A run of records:
+++

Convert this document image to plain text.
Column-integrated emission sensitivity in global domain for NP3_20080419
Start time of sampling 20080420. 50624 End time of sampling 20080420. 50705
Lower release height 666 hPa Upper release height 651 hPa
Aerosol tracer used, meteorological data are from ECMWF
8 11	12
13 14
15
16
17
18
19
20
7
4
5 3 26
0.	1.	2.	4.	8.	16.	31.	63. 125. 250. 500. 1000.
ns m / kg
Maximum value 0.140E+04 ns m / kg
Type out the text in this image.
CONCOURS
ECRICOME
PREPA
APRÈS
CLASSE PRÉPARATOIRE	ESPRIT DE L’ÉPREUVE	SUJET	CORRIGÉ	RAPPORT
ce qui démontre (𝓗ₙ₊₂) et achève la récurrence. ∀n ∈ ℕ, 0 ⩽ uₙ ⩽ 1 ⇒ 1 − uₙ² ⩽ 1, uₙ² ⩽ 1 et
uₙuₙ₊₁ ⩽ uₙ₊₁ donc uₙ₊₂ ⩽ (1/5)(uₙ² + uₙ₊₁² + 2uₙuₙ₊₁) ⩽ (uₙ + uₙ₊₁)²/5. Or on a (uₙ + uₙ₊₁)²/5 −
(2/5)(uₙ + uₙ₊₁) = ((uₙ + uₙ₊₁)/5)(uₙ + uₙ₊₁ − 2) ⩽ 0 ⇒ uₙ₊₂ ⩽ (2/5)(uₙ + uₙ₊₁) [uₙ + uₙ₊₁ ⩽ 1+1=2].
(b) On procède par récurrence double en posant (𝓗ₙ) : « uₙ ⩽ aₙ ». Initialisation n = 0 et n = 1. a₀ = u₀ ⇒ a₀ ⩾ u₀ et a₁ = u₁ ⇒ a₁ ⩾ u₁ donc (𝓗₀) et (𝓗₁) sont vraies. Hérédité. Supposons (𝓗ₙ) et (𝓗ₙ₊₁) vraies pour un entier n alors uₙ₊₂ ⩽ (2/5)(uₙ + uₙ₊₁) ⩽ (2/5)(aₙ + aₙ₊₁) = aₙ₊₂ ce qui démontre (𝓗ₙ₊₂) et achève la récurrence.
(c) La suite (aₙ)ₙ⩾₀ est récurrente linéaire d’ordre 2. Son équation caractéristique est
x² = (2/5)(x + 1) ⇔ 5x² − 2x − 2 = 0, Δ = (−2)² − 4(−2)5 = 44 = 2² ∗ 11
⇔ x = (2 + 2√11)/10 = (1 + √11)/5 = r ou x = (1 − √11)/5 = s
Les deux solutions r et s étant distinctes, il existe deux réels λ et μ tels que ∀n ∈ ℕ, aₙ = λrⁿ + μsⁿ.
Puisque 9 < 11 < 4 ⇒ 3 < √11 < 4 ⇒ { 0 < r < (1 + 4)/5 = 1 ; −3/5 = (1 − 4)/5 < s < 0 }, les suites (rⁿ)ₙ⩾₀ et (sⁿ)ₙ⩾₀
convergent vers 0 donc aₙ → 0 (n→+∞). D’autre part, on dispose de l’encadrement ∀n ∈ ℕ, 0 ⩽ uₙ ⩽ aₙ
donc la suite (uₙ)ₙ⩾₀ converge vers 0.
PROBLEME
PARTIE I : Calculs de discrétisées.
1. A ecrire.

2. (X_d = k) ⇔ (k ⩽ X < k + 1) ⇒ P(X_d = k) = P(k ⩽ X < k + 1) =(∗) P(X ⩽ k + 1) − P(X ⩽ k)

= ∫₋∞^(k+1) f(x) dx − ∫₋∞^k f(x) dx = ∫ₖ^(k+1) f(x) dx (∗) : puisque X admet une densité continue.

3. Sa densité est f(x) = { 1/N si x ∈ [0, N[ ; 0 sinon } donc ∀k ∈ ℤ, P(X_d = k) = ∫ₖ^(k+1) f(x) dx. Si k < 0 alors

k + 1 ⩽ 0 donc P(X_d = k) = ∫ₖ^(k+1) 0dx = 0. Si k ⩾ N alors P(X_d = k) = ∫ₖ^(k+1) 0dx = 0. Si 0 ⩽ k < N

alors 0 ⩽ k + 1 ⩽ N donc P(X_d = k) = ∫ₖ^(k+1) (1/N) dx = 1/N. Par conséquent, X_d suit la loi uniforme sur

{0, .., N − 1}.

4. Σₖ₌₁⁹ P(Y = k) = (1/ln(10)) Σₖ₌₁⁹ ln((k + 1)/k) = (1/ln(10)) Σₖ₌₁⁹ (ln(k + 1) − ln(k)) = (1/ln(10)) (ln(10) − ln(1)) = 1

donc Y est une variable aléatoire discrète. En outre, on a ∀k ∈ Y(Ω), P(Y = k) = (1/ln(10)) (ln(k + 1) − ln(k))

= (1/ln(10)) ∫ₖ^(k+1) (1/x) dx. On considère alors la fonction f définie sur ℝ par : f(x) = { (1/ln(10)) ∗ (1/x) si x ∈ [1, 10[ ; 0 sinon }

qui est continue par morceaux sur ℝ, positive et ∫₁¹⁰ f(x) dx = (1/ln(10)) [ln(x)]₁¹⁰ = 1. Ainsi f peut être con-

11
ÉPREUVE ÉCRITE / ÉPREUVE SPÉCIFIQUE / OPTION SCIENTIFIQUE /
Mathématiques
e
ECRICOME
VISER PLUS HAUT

+++

Write out every entry exactly as given.

**RESPONSE**
Convert this document image to plain text.
Column-integrated emission sensitivity in global domain for NP3_20080419
Start time of sampling 20080420. 50624 End time of sampling 20080420. 50705
Lower release height 666 hPa Upper release height 651 hPa
Aerosol tracer used, meteorological data are from ECMWF
8 11	12
13 14
15
16
17
18
19
20
7
4
5 3 26
0.	1.	2.	4.	8.	16.	31.	63. 125. 250. 500. 1000.
ns m / kg
Maximum value 0.140E+04 ns m / kg
Type out the text in this image.
CONCOURS
ECRICOME
PREPA
APRÈS
CLASSE PRÉPARATOIRE	ESPRIT DE L’ÉPREUVE	SUJET	CORRIGÉ	RAPPORT
ce qui démontre (𝓗ₙ₊₂) et achève la récurrence. ∀n ∈ ℕ, 0 ⩽ uₙ ⩽ 1 ⇒ 1 − uₙ² ⩽ 1, uₙ² ⩽ 1 et
uₙuₙ₊₁ ⩽ uₙ₊₁ donc uₙ₊₂ ⩽ (1/5)(uₙ² + uₙ₊₁² + 2uₙuₙ₊₁) ⩽ (uₙ + uₙ₊₁)²/5. Or on a (uₙ + uₙ₊₁)²/5 −
(2/5)(uₙ + uₙ₊₁) = ((uₙ + uₙ₊₁)/5)(uₙ + uₙ₊₁ − 2) ⩽ 0 ⇒ uₙ₊₂ ⩽ (2/5)(uₙ + uₙ₊₁) [uₙ + uₙ₊₁ ⩽ 1+1=2].
(b) On procède par récurrence double en posant (𝓗ₙ) : « uₙ ⩽ aₙ ». Initialisation n = 0 et n = 1. a₀ = u₀ ⇒ a₀ ⩾ u₀ et a₁ = u₁ ⇒ a₁ ⩾ u₁ donc (𝓗₀) et (𝓗₁) sont vraies. Hérédité. Supposons (𝓗ₙ) et (𝓗ₙ₊₁) vraies pour un entier n alors uₙ₊₂ ⩽ (2/5)(uₙ + uₙ₊₁) ⩽ (2/5)(aₙ + aₙ₊₁) = aₙ₊₂ ce qui démontre (𝓗ₙ₊₂) et achève la récurrence.
(c) La suite (aₙ)ₙ⩾₀ est récurrente linéaire d’ordre 2. Son équation caractéristique est
x² = (2/5)(x + 1) ⇔ 5x² − 2x − 2 = 0, Δ = (−2)² − 4(−2)5 = 44 = 2² ∗ 11
⇔ x = (2 + 2√11)/10 = (1 + √11)/5 = r ou x = (1 − √11)/5 = s
Les deux solutions r et s étant distinctes, il existe deux réels λ et μ tels que ∀n ∈ ℕ, aₙ = λrⁿ + μsⁿ.
Puisque 9 < 11 < 4 ⇒ 3 < √11 < 4 ⇒ { 0 < r < (1 + 4)/5 = 1 ; −3/5 = (1 − 4)/5 < s < 0 }, les suites (rⁿ)ₙ⩾₀ et (sⁿ)ₙ⩾₀
convergent vers 0 donc aₙ → 0 (n→+∞). D’autre part, on dispose de l’encadrement ∀n ∈ ℕ, 0 ⩽ uₙ ⩽ aₙ
donc la suite (uₙ)ₙ⩾₀ converge vers 0.
PROBLEME
PARTIE I : Calculs de discrétisées.
1. A ecrire.

2. (X_d = k) ⇔ (k ⩽ X < k + 1) ⇒ P(X_d = k) = P(k ⩽ X < k + 1) =(∗) P(X ⩽ k + 1) − P(X ⩽ k)

= ∫₋∞^(k+1) f(x) dx − ∫₋∞^k f(x) dx = ∫ₖ^(k+1) f(x) dx (∗) : puisque X admet une densité continue.

3. Sa densité est f(x) = { 1/N si x ∈ [0, N[ ; 0 sinon } donc ∀k ∈ ℤ, P(X_d = k) = ∫ₖ^(k+1) f(x) dx. Si k < 0 alors

k + 1 ⩽ 0 donc P(X_d = k) = ∫ₖ^(k+1) 0dx = 0. Si k ⩾ N alors P(X_d = k) = ∫ₖ^(k+1) 0dx = 0. Si 0 ⩽ k < N

alors 0 ⩽ k + 1 ⩽ N donc P(X_d = k) = ∫ₖ^(k+1) (1/N) dx = 1/N. Par conséquent, X_d suit la loi uniforme sur

{0, .., N − 1}.

4. Σₖ₌₁⁹ P(Y = k) = (1/ln(10)) Σₖ₌₁⁹ ln((k + 1)/k) = (1/ln(10)) Σₖ₌₁⁹ (ln(k + 1) − ln(k)) = (1/ln(10)) (ln(10) − ln(1)) = 1

donc Y est une variable aléatoire discrète. En outre, on a ∀k ∈ Y(Ω), P(Y = k) = (1/ln(10)) (ln(k + 1) − ln(k))

= (1/ln(10)) ∫ₖ^(k+1) (1/x) dx. On considère alors la fonction f définie sur ℝ par : f(x) = { (1/ln(10)) ∗ (1/x) si x ∈ [1, 10[ ; 0 sinon }

qui est continue par morceaux sur ℝ, positive et ∫₁¹⁰ f(x) dx = (1/ln(10)) [ln(x)]₁¹⁰ = 1. Ainsi f peut être con-

11
ÉPREUVE ÉCRITE / ÉPREUVE SPÉCIFIQUE / OPTION SCIENTIFIQUE /
Mathématiques
e
ECRICOME
VISER PLUS HAUT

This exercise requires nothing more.